Task brief: Every line of the material below should be repeated exactly.

Material for the task:
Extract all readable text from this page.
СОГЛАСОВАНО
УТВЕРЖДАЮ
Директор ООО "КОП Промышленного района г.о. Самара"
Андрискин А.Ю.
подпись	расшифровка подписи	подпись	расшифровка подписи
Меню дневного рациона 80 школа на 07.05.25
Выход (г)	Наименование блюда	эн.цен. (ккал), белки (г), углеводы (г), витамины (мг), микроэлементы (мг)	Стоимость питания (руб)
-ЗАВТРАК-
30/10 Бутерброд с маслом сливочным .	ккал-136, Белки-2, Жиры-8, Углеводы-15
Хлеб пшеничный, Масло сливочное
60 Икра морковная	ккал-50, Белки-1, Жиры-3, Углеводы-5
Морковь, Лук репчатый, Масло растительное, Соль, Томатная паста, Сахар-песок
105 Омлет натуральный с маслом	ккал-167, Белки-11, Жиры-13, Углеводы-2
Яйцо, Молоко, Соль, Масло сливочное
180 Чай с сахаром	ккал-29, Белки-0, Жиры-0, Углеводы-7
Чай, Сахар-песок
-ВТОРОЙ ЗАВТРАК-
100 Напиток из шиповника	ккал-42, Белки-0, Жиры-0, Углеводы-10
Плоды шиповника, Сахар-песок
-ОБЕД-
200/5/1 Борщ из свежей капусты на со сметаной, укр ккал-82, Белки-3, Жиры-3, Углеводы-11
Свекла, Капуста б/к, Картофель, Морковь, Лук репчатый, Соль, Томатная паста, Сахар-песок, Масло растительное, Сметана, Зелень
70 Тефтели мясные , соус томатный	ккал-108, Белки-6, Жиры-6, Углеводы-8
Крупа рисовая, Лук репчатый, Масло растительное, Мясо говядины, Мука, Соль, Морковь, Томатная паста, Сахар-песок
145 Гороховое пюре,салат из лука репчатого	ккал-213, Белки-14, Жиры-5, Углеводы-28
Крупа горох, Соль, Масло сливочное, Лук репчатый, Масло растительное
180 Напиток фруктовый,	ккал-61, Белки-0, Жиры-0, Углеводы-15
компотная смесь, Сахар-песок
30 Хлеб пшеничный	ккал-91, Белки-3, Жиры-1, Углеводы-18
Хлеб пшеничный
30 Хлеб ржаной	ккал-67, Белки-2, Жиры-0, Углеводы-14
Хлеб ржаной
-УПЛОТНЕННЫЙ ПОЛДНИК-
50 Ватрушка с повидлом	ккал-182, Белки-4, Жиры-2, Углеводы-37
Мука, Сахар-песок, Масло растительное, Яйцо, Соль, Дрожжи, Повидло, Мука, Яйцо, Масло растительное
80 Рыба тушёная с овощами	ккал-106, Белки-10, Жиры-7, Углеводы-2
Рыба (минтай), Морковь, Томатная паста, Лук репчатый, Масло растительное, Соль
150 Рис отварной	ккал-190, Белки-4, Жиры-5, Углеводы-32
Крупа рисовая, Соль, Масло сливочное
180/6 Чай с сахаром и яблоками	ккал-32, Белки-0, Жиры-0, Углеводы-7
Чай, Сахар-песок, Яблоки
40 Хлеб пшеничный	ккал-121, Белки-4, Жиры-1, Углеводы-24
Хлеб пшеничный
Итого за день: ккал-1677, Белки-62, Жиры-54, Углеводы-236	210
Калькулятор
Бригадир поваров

Task output:
Extract all readable text from this page.
СОГЛАСОВАНО
УТВЕРЖДАЮ
Директор ООО "КОП Промышленного района г.о. Самара"
Андрискин А.Ю.
подпись	расшифровка подписи	подпись	расшифровка подписи
Меню дневного рациона 80 школа на 07.05.25
Выход (г)	Наименование блюда	эн.цен. (ккал), белки (г), углеводы (г), витамины (мг), микроэлементы (мг)	Стоимость питания (руб)
-ЗАВТРАК-
30/10 Бутерброд с маслом сливочным .	ккал-136, Белки-2, Жиры-8, Углеводы-15
Хлеб пшеничный, Масло сливочное
60 Икра морковная	ккал-50, Белки-1, Жиры-3, Углеводы-5
Морковь, Лук репчатый, Масло растительное, Соль, Томатная паста, Сахар-песок
105 Омлет натуральный с маслом	ккал-167, Белки-11, Жиры-13, Углеводы-2
Яйцо, Молоко, Соль, Масло сливочное
180 Чай с сахаром	ккал-29, Белки-0, Жиры-0, Углеводы-7
Чай, Сахар-песок
-ВТОРОЙ ЗАВТРАК-
100 Напиток из шиповника	ккал-42, Белки-0, Жиры-0, Углеводы-10
Плоды шиповника, Сахар-песок
-ОБЕД-
200/5/1 Борщ из свежей капусты на со сметаной, укр ккал-82, Белки-3, Жиры-3, Углеводы-11
Свекла, Капуста б/к, Картофель, Морковь, Лук репчатый, Соль, Томатная паста, Сахар-песок, Масло растительное, Сметана, Зелень
70 Тефтели мясные , соус томатный	ккал-108, Белки-6, Жиры-6, Углеводы-8
Крупа рисовая, Лук репчатый, Масло растительное, Мясо говядины, Мука, Соль, Морковь, Томатная паста, Сахар-песок
145 Гороховое пюре,салат из лука репчатого	ккал-213, Белки-14, Жиры-5, Углеводы-28
Крупа горох, Соль, Масло сливочное, Лук репчатый, Масло растительное
180 Напиток фруктовый,	ккал-61, Белки-0, Жиры-0, Углеводы-15
компотная смесь, Сахар-песок
30 Хлеб пшеничный	ккал-91, Белки-3, Жиры-1, Углеводы-18
Хлеб пшеничный
30 Хлеб ржаной	ккал-67, Белки-2, Жиры-0, Углеводы-14
Хлеб ржаной
-УПЛОТНЕННЫЙ ПОЛДНИК-
50 Ватрушка с повидлом	ккал-182, Белки-4, Жиры-2, Углеводы-37
Мука, Сахар-песок, Масло растительное, Яйцо, Соль, Дрожжи, Повидло, Мука, Яйцо, Масло растительное
80 Рыба тушёная с овощами	ккал-106, Белки-10, Жиры-7, Углеводы-2
Рыба (минтай), Морковь, Томатная паста, Лук репчатый, Масло растительное, Соль
150 Рис отварной	ккал-190, Белки-4, Жиры-5, Углеводы-32
Крупа рисовая, Соль, Масло сливочное
180/6 Чай с сахаром и яблоками	ккал-32, Белки-0, Жиры-0, Углеводы-7
Чай, Сахар-песок, Яблоки
40 Хлеб пшеничный	ккал-121, Белки-4, Жиры-1, Углеводы-24
Хлеб пшеничный
Итого за день: ккал-1677, Белки-62, Жиры-54, Углеводы-236	210
Калькулятор
Бригадир поваров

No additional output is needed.